- _What you should do_:
Reproduce all the entries exactly and keep the pictures out.
--- Begin Entries supplied ---
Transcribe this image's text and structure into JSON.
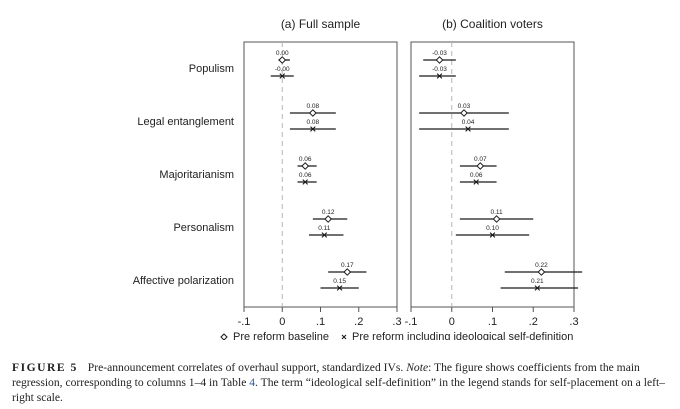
{
  "caption": {
    "label": "FIGURE 5",
    "text_1": "Pre-announcement correlates of overhaul support, standardized IVs.",
    "note_label": "Note",
    "text_2": ": The figure shows coefficients from the main regression, corresponding to columns 1–4 in Table ",
    "table_ref": "4",
    "text_3": ". The term “ideological self-definition” in the legend stands for self-placement on a left–right scale."
  },
  "chart_data": {
    "type": "scatter",
    "subtype": "coefficient-plot",
    "categories": [
      "Populism",
      "Legal entanglement",
      "Majoritarianism",
      "Personalism",
      "Affective polarization"
    ],
    "xlim": [
      -0.1,
      0.3
    ],
    "xticks": [
      "-.1",
      "0",
      ".1",
      ".2",
      ".3"
    ],
    "reference_line": 0,
    "grid": false,
    "legend_position": "bottom",
    "panels": [
      {
        "title": "(a) Full sample",
        "series": [
          {
            "name": "Pre reform baseline",
            "marker": "diamond",
            "values": [
              0.0,
              0.08,
              0.06,
              0.12,
              0.17
            ],
            "labels": [
              "0.00",
              "0.08",
              "0.06",
              "0.12",
              "0.17"
            ],
            "ci_low": [
              -0.01,
              0.02,
              0.04,
              0.08,
              0.12
            ],
            "ci_high": [
              0.02,
              0.14,
              0.09,
              0.17,
              0.22
            ]
          },
          {
            "name": "Pre reform including ideological self-definition",
            "marker": "x",
            "values": [
              0.0,
              0.08,
              0.06,
              0.11,
              0.15
            ],
            "labels": [
              "-0.00",
              "0.08",
              "0.06",
              "0.11",
              "0.15"
            ],
            "ci_low": [
              -0.03,
              0.02,
              0.04,
              0.07,
              0.1
            ],
            "ci_high": [
              0.03,
              0.14,
              0.09,
              0.16,
              0.2
            ]
          }
        ]
      },
      {
        "title": "(b) Coalition voters",
        "series": [
          {
            "name": "Pre reform baseline",
            "marker": "diamond",
            "values": [
              -0.03,
              0.03,
              0.07,
              0.11,
              0.22
            ],
            "labels": [
              "-0.03",
              "0.03",
              "0.07",
              "0.11",
              "0.22"
            ],
            "ci_low": [
              -0.07,
              -0.08,
              0.02,
              0.02,
              0.13
            ],
            "ci_high": [
              0.01,
              0.14,
              0.11,
              0.2,
              0.32
            ]
          },
          {
            "name": "Pre reform including ideological self-definition",
            "marker": "x",
            "values": [
              -0.03,
              0.04,
              0.06,
              0.1,
              0.21
            ],
            "labels": [
              "-0.03",
              "0.04",
              "0.06",
              "0.10",
              "0.21"
            ],
            "ci_low": [
              -0.08,
              -0.08,
              0.02,
              0.01,
              0.12
            ],
            "ci_high": [
              0.01,
              0.14,
              0.11,
              0.19,
              0.31
            ]
          }
        ]
      }
    ]
  }
}
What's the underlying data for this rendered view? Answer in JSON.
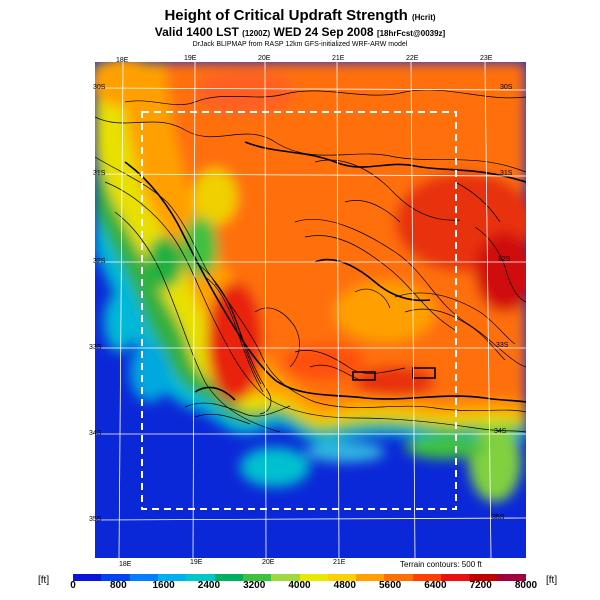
{
  "title": {
    "main": "Height of Critical Updraft Strength",
    "main_unit": "(Hcrit)",
    "valid": "Valid 1400 LST",
    "valid_utc": "(1200Z)",
    "valid_date": "WED 24 Sep 2008",
    "forecast_tag": "[18hrFcst@0039z]",
    "credit": "DrJack BLIPMAP from RASP 12km GFS-initialized WRF-ARW model"
  },
  "longitude_labels_top": [
    "18E",
    "19E",
    "20E",
    "21E",
    "22E",
    "23E"
  ],
  "longitude_labels_bottom": [
    "18E",
    "19E",
    "20E",
    "21E"
  ],
  "latitude_labels_left": [
    "30S",
    "31S",
    "32S",
    "33S",
    "34S",
    "35S"
  ],
  "latitude_labels_right": [
    "30S",
    "31S",
    "32S",
    "33S",
    "34S",
    "35S"
  ],
  "terrain_note": "Terrain contours: 500 ft",
  "colorbar": {
    "unit_left": "[ft]",
    "unit_right": "[ft]",
    "ticks": [
      "0",
      "800",
      "1600",
      "2400",
      "3200",
      "4000",
      "4800",
      "5600",
      "6400",
      "7200",
      "8000"
    ],
    "colors": [
      "#0b15d9",
      "#0044ee",
      "#0080ff",
      "#00b0f0",
      "#00c8c8",
      "#00b060",
      "#40c040",
      "#a0d840",
      "#e8e800",
      "#ffd000",
      "#ffa000",
      "#ff7000",
      "#ff4000",
      "#e81010",
      "#c00000",
      "#a00040"
    ]
  },
  "map": {
    "ocean_color": "#0b28d8",
    "land_high_color": "#ff6a1a",
    "dashed_box_color": "#ffffff"
  }
}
--- End Entries supplied ---
- _Solution to this task_:
Transcribe this image's text and structure into JSON.
{
  "caption": {
    "label": "FIGURE 5",
    "text_1": "Pre-announcement correlates of overhaul support, standardized IVs.",
    "note_label": "Note",
    "text_2": ": The figure shows coefficients from the main regression, corresponding to columns 1–4 in Table ",
    "table_ref": "4",
    "text_3": ". The term “ideological self-definition” in the legend stands for self-placement on a left–right scale."
  },
  "chart_data": {
    "type": "scatter",
    "subtype": "coefficient-plot",
    "categories": [
      "Populism",
      "Legal entanglement",
      "Majoritarianism",
      "Personalism",
      "Affective polarization"
    ],
    "xlim": [
      -0.1,
      0.3
    ],
    "xticks": [
      "-.1",
      "0",
      ".1",
      ".2",
      ".3"
    ],
    "reference_line": 0,
    "grid": false,
    "legend_position": "bottom",
    "panels": [
      {
        "title": "(a) Full sample",
        "series": [
          {
            "name": "Pre reform baseline",
            "marker": "diamond",
            "values": [
              0.0,
              0.08,
              0.06,
              0.12,
              0.17
            ],
            "labels": [
              "0.00",
              "0.08",
              "0.06",
              "0.12",
              "0.17"
            ],
            "ci_low": [
              -0.01,
              0.02,
              0.04,
              0.08,
              0.12
            ],
            "ci_high": [
              0.02,
              0.14,
              0.09,
              0.17,
              0.22
            ]
          },
          {
            "name": "Pre reform including ideological self-definition",
            "marker": "x",
            "values": [
              0.0,
              0.08,
              0.06,
              0.11,
              0.15
            ],
            "labels": [
              "-0.00",
              "0.08",
              "0.06",
              "0.11",
              "0.15"
            ],
            "ci_low": [
              -0.03,
              0.02,
              0.04,
              0.07,
              0.1
            ],
            "ci_high": [
              0.03,
              0.14,
              0.09,
              0.16,
              0.2
            ]
          }
        ]
      },
      {
        "title": "(b) Coalition voters",
        "series": [
          {
            "name": "Pre reform baseline",
            "marker": "diamond",
            "values": [
              -0.03,
              0.03,
              0.07,
              0.11,
              0.22
            ],
            "labels": [
              "-0.03",
              "0.03",
              "0.07",
              "0.11",
              "0.22"
            ],
            "ci_low": [
              -0.07,
              -0.08,
              0.02,
              0.02,
              0.13
            ],
            "ci_high": [
              0.01,
              0.14,
              0.11,
              0.2,
              0.32
            ]
          },
          {
            "name": "Pre reform including ideological self-definition",
            "marker": "x",
            "values": [
              -0.03,
              0.04,
              0.06,
              0.1,
              0.21
            ],
            "labels": [
              "-0.03",
              "0.04",
              "0.06",
              "0.10",
              "0.21"
            ],
            "ci_low": [
              -0.08,
              -0.08,
              0.02,
              0.01,
              0.12
            ],
            "ci_high": [
              0.01,
              0.14,
              0.11,
              0.19,
              0.31
            ]
          }
        ]
      }
    ]
  }
}
What's the underlying data for this rendered view? Answer in JSON.
{
  "title": {
    "main": "Height of Critical Updraft Strength",
    "main_unit": "(Hcrit)",
    "valid": "Valid 1400 LST",
    "valid_utc": "(1200Z)",
    "valid_date": "WED 24 Sep 2008",
    "forecast_tag": "[18hrFcst@0039z]",
    "credit": "DrJack BLIPMAP from RASP 12km GFS-initialized WRF-ARW model"
  },
  "longitude_labels_top": [
    "18E",
    "19E",
    "20E",
    "21E",
    "22E",
    "23E"
  ],
  "longitude_labels_bottom": [
    "18E",
    "19E",
    "20E",
    "21E"
  ],
  "latitude_labels_left": [
    "30S",
    "31S",
    "32S",
    "33S",
    "34S",
    "35S"
  ],
  "latitude_labels_right": [
    "30S",
    "31S",
    "32S",
    "33S",
    "34S",
    "35S"
  ],
  "terrain_note": "Terrain contours: 500 ft",
  "colorbar": {
    "unit_left": "[ft]",
    "unit_right": "[ft]",
    "ticks": [
      "0",
      "800",
      "1600",
      "2400",
      "3200",
      "4000",
      "4800",
      "5600",
      "6400",
      "7200",
      "8000"
    ],
    "colors": [
      "#0b15d9",
      "#0044ee",
      "#0080ff",
      "#00b0f0",
      "#00c8c8",
      "#00b060",
      "#40c040",
      "#a0d840",
      "#e8e800",
      "#ffd000",
      "#ffa000",
      "#ff7000",
      "#ff4000",
      "#e81010",
      "#c00000",
      "#a00040"
    ]
  },
  "map": {
    "ocean_color": "#0b28d8",
    "land_high_color": "#ff6a1a",
    "dashed_box_color": "#ffffff"
  }
}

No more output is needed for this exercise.